** start of SOURCE MATERIAL **
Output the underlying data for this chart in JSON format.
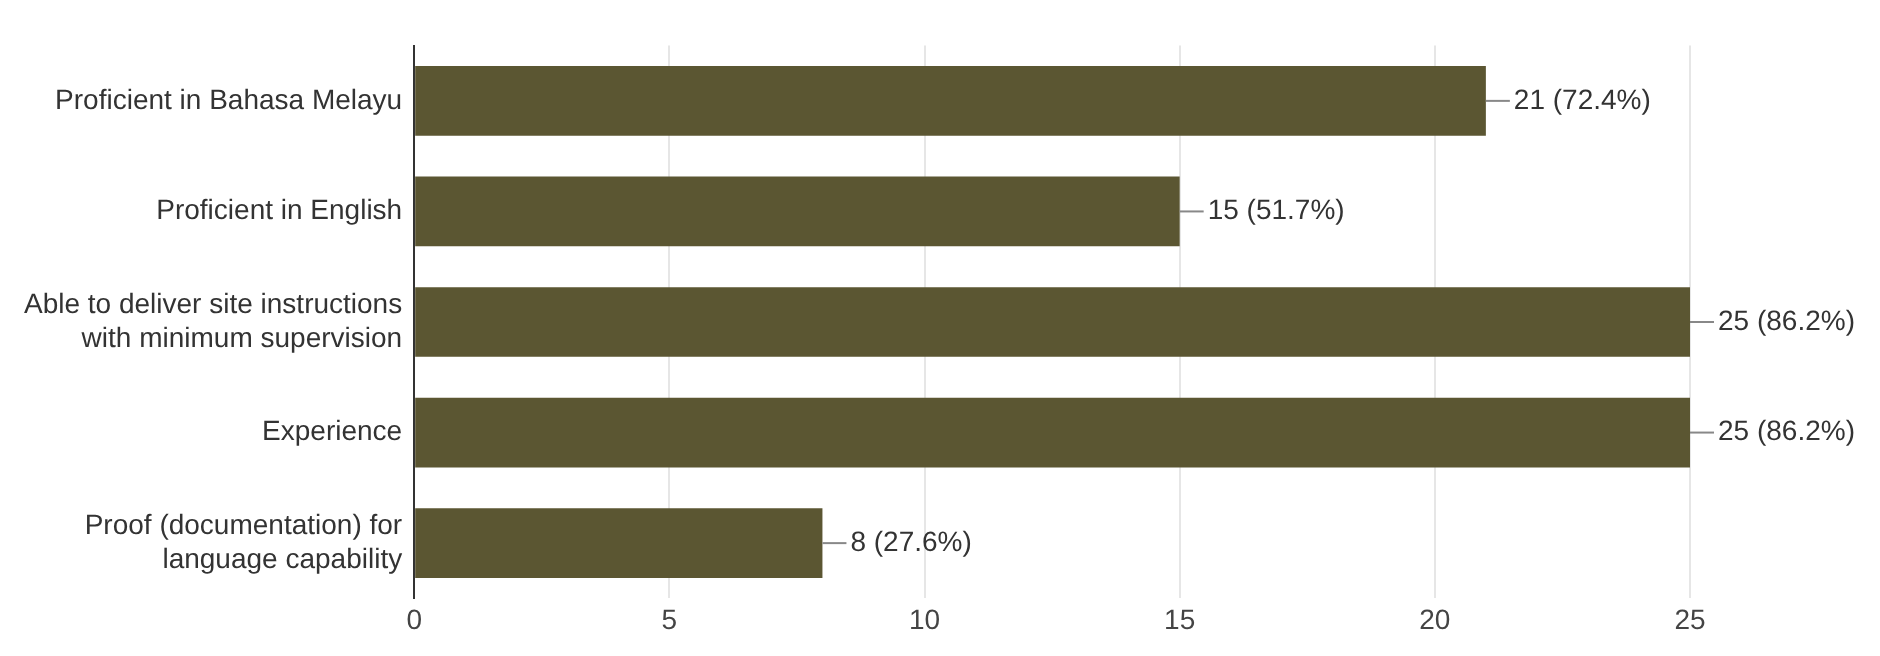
{
  "chart_data": {
    "type": "bar",
    "orientation": "horizontal",
    "categories": [
      "Proficient in Bahasa Melayu",
      "Proficient in English",
      "Able to deliver site instructions with minimum supervision",
      "Experience",
      "Proof (documentation) for language capability"
    ],
    "values": [
      21,
      15,
      25,
      25,
      8
    ],
    "value_labels": [
      "21 (72.4%)",
      "15 (51.7%)",
      "25 (86.2%)",
      "25 (86.2%)",
      "8 (27.6%)"
    ],
    "color": "#5b5632",
    "xlim": [
      0,
      25
    ],
    "xticks": [
      0,
      5,
      10,
      15,
      20,
      25
    ],
    "grid": "x",
    "legend": false
  }
}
** end of SOURCE MATERIAL **
- **WHAT NEEDS TO BE DONE**
Reproduce every entry exactly, but omit each picture.

- **OUTPUT OF THE EXERCISE**
Output the underlying data for this chart in JSON format.
{
  "chart_data": {
    "type": "bar",
    "orientation": "horizontal",
    "categories": [
      "Proficient in Bahasa Melayu",
      "Proficient in English",
      "Able to deliver site instructions with minimum supervision",
      "Experience",
      "Proof (documentation) for language capability"
    ],
    "values": [
      21,
      15,
      25,
      25,
      8
    ],
    "value_labels": [
      "21 (72.4%)",
      "15 (51.7%)",
      "25 (86.2%)",
      "25 (86.2%)",
      "8 (27.6%)"
    ],
    "color": "#5b5632",
    "xlim": [
      0,
      25
    ],
    "xticks": [
      0,
      5,
      10,
      15,
      20,
      25
    ],
    "grid": "x",
    "legend": false
  }
}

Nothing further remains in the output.